Say the number of lines containing the string "forms", and say nothing else.

• **AVAILABLE RECORDS**:
____
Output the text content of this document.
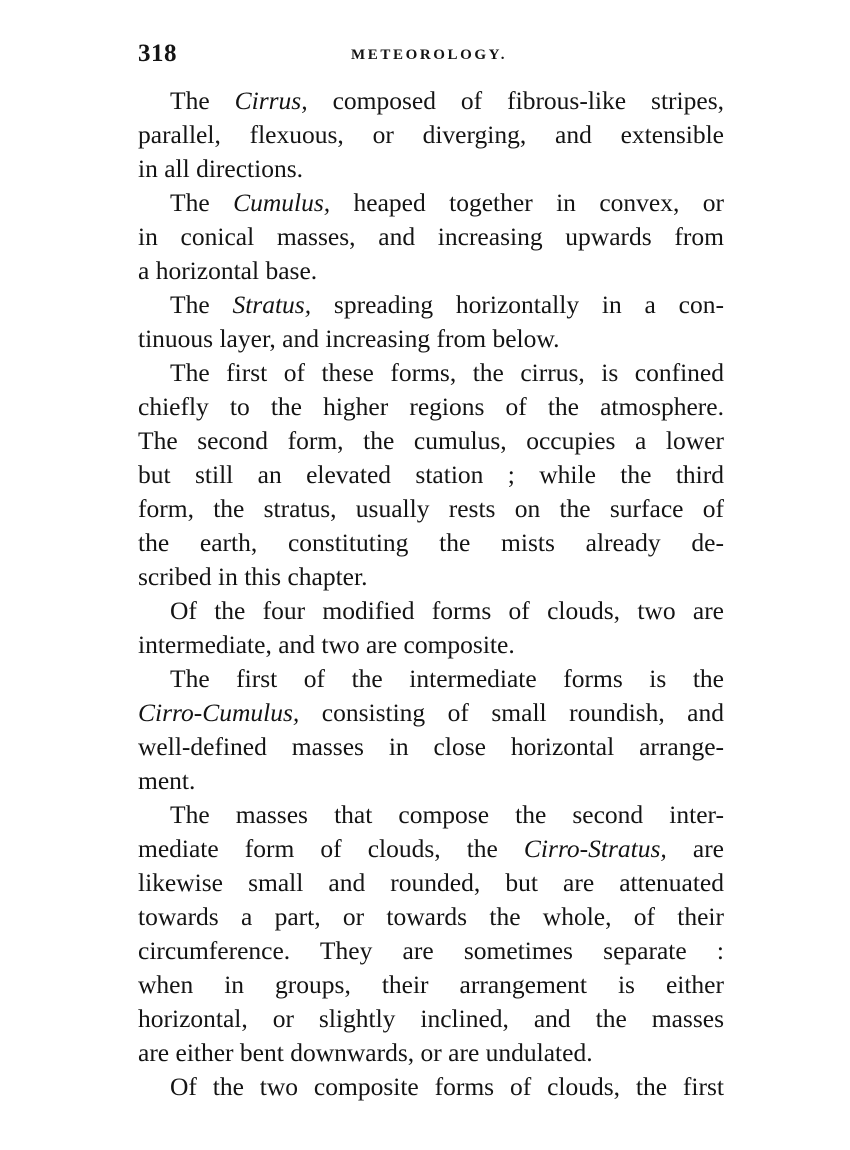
318	METEOROLOGY.
The Cirrus, composed of fibrous-like stripes,
parallel, flexuous, or diverging, and extensible
in all directions.
The Cumulus, heaped together in convex, or
in conical masses, and increasing upwards from
a horizontal base.
The Stratus, spreading horizontally in a con-
tinuous layer, and increasing from below.
The first of these forms, the cirrus, is confined
chiefly to the higher regions of the atmosphere.
The second form, the cumulus, occupies a lower
but still an elevated station ; while the third
form, the stratus, usually rests on the surface of
the earth, constituting the mists already de-
scribed in this chapter.
Of the four modified forms of clouds, two are
intermediate, and two are composite.
The first of the intermediate forms is the
Cirro-Cumulus, consisting of small roundish, and
well-defined masses in close horizontal arrange-
ment.
The masses that compose the second inter-
mediate form of clouds, the Cirro-Stratus, are
likewise small and rounded, but are attenuated
towards a part, or towards the whole, of their
circumference. They are sometimes separate :
when in groups, their arrangement is either
horizontal, or slightly inclined, and the masses
are either bent downwards, or are undulated.
Of the two composite forms of clouds, the first
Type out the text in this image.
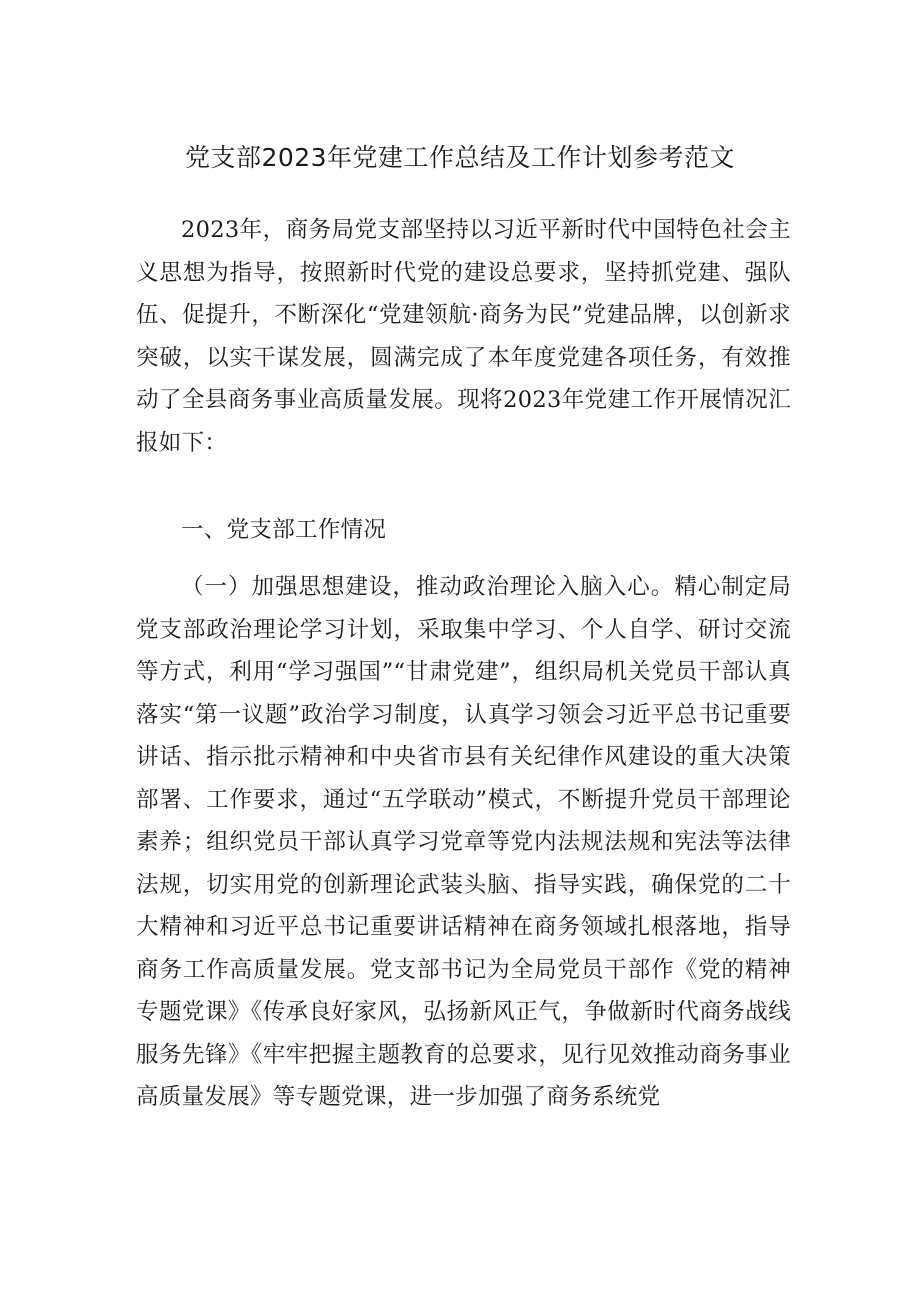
党支部2023年党建工作总结及工作计划参考范文

2023年，商务局党支部坚持以习近平新时代中国特色社会主义思想为指导，按照新时代党的建设总要求，坚持抓党建、强队伍、促提升，不断深化“党建领航·商务为民”党建品牌，以创新求突破，以实干谋发展，圆满完成了本年度党建各项任务，有效推动了全县商务事业高质量发展。现将2023年党建工作开展情况汇报如下：

一、党支部工作情况

（一）加强思想建设，推动政治理论入脑入心。精心制定局党支部政治理论学习计划，采取集中学习、个人自学、研讨交流等方式，利用“学习强国”“甘肃党建”，组织局机关党员干部认真落实“第一议题”政治学习制度，认真学习领会习近平总书记重要讲话、指示批示精神和中央省市县有关纪律作风建设的重大决策部署、工作要求，通过“五学联动”模式，不断提升党员干部理论素养；组织党员干部认真学习党章等党内法规法规和宪法等法律法规，切实用党的创新理论武装头脑、指导实践，确保党的二十大精神和习近平总书记重要讲话精神在商务领域扎根落地，指导商务工作高质量发展。党支部书记为全局党员干部作《党的精神专题党课》《传承良好家风，弘扬新风正气，争做新时代商务战线服务先锋》《牢牢把握主题教育的总要求，见行见效推动商务事业高质量发展》等专题党课，进一步加强了商务系统党
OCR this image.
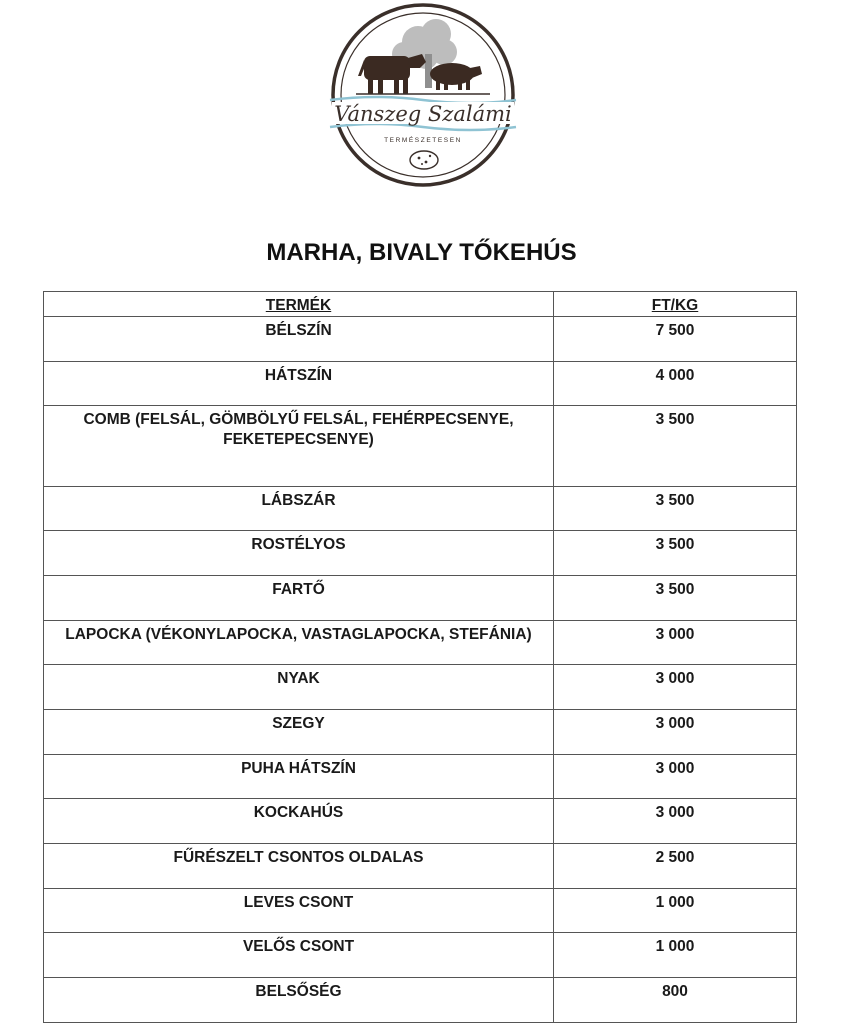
Vánszeg Szalámi
TERMÉSZETESEN
MARHA, BIVALY TŐKEHÚS
TERMÉK	FT/KG
BÉLSZÍN	7 500
HÁTSZÍN	4 000
COMB (FELSÁL, GÖMBÖLYŰ FELSÁL, FEHÉRPECSENYE, FEKETEPECSENYE)	3 500
LÁBSZÁR	3 500
ROSTÉLYOS	3 500
FARTŐ	3 500
LAPOCKA (VÉKONYLAPOCKA, VASTAGLAPOCKA, STEFÁNIA)	3 000
NYAK	3 000
SZEGY	3 000
PUHA HÁTSZÍN	3 000
KOCKAHÚS	3 000
FŰRÉSZELT CSONTOS OLDALAS	2 500
LEVES CSONT	1 000
VELŐS CSONT	1 000
BELSŐSÉG	800
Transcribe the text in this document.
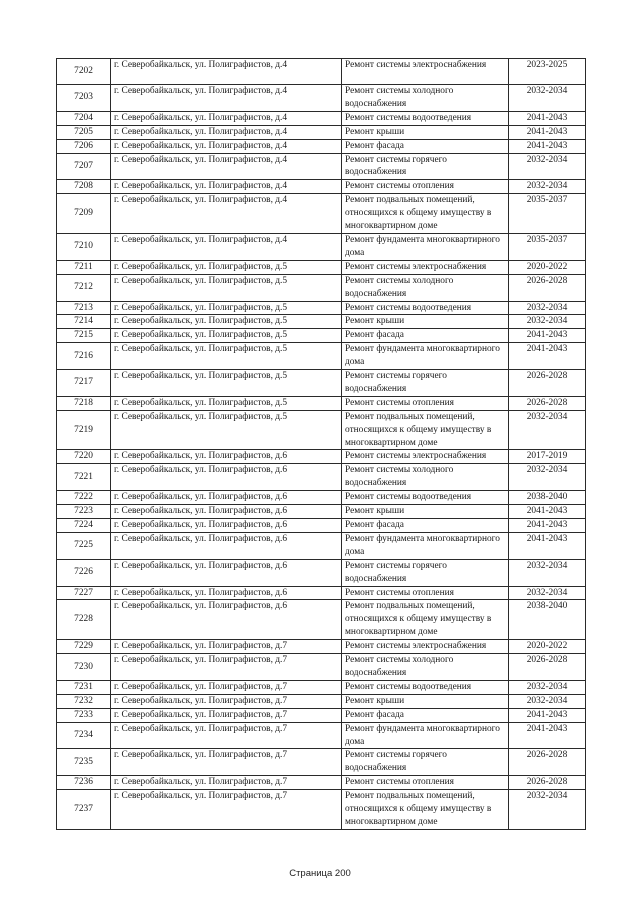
7202	г. Северобайкальск, ул. Полиграфистов, д.4	Ремонт системы электроснабжения	2023-2025
7203	г. Северобайкальск, ул. Полиграфистов, д.4	Ремонт системы холодного водоснабжения	2032-2034
7204	г. Северобайкальск, ул. Полиграфистов, д.4	Ремонт системы водоотведения	2041-2043
7205	г. Северобайкальск, ул. Полиграфистов, д.4	Ремонт крыши	2041-2043
7206	г. Северобайкальск, ул. Полиграфистов, д.4	Ремонт фасада	2041-2043
7207	г. Северобайкальск, ул. Полиграфистов, д.4	Ремонт системы горячего водоснабжения	2032-2034
7208	г. Северобайкальск, ул. Полиграфистов, д.4	Ремонт системы отопления	2032-2034
7209	г. Северобайкальск, ул. Полиграфистов, д.4	Ремонт подвальных помещений, относящихся к общему имуществу в многоквартирном доме	2035-2037
7210	г. Северобайкальск, ул. Полиграфистов, д.4	Ремонт фундамента многоквартирного дома	2035-2037
7211	г. Северобайкальск, ул. Полиграфистов, д.5	Ремонт системы электроснабжения	2020-2022
7212	г. Северобайкальск, ул. Полиграфистов, д.5	Ремонт системы холодного водоснабжения	2026-2028
7213	г. Северобайкальск, ул. Полиграфистов, д.5	Ремонт системы водоотведения	2032-2034
7214	г. Северобайкальск, ул. Полиграфистов, д.5	Ремонт крыши	2032-2034
7215	г. Северобайкальск, ул. Полиграфистов, д.5	Ремонт фасада	2041-2043
7216	г. Северобайкальск, ул. Полиграфистов, д.5	Ремонт фундамента многоквартирного дома	2041-2043
7217	г. Северобайкальск, ул. Полиграфистов, д.5	Ремонт системы горячего водоснабжения	2026-2028
7218	г. Северобайкальск, ул. Полиграфистов, д.5	Ремонт системы отопления	2026-2028
7219	г. Северобайкальск, ул. Полиграфистов, д.5	Ремонт подвальных помещений, относящихся к общему имуществу в многоквартирном доме	2032-2034
7220	г. Северобайкальск, ул. Полиграфистов, д.6	Ремонт системы электроснабжения	2017-2019
7221	г. Северобайкальск, ул. Полиграфистов, д.6	Ремонт системы холодного водоснабжения	2032-2034
7222	г. Северобайкальск, ул. Полиграфистов, д.6	Ремонт системы водоотведения	2038-2040
7223	г. Северобайкальск, ул. Полиграфистов, д.6	Ремонт крыши	2041-2043
7224	г. Северобайкальск, ул. Полиграфистов, д.6	Ремонт фасада	2041-2043
7225	г. Северобайкальск, ул. Полиграфистов, д.6	Ремонт фундамента многоквартирного дома	2041-2043
7226	г. Северобайкальск, ул. Полиграфистов, д.6	Ремонт системы горячего водоснабжения	2032-2034
7227	г. Северобайкальск, ул. Полиграфистов, д.6	Ремонт системы отопления	2032-2034
7228	г. Северобайкальск, ул. Полиграфистов, д.6	Ремонт подвальных помещений, относящихся к общему имуществу в многоквартирном доме	2038-2040
7229	г. Северобайкальск, ул. Полиграфистов, д.7	Ремонт системы электроснабжения	2020-2022
7230	г. Северобайкальск, ул. Полиграфистов, д.7	Ремонт системы холодного водоснабжения	2026-2028
7231	г. Северобайкальск, ул. Полиграфистов, д.7	Ремонт системы водоотведения	2032-2034
7232	г. Северобайкальск, ул. Полиграфистов, д.7	Ремонт крыши	2032-2034
7233	г. Северобайкальск, ул. Полиграфистов, д.7	Ремонт фасада	2041-2043
7234	г. Северобайкальск, ул. Полиграфистов, д.7	Ремонт фундамента многоквартирного дома	2041-2043
7235	г. Северобайкальск, ул. Полиграфистов, д.7	Ремонт системы горячего водоснабжения	2026-2028
7236	г. Северобайкальск, ул. Полиграфистов, д.7	Ремонт системы отопления	2026-2028
7237	г. Северобайкальск, ул. Полиграфистов, д.7	Ремонт подвальных помещений, относящихся к общему имуществу в многоквартирном доме	2032-2034
Страница 200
____
• **REPLY**: 4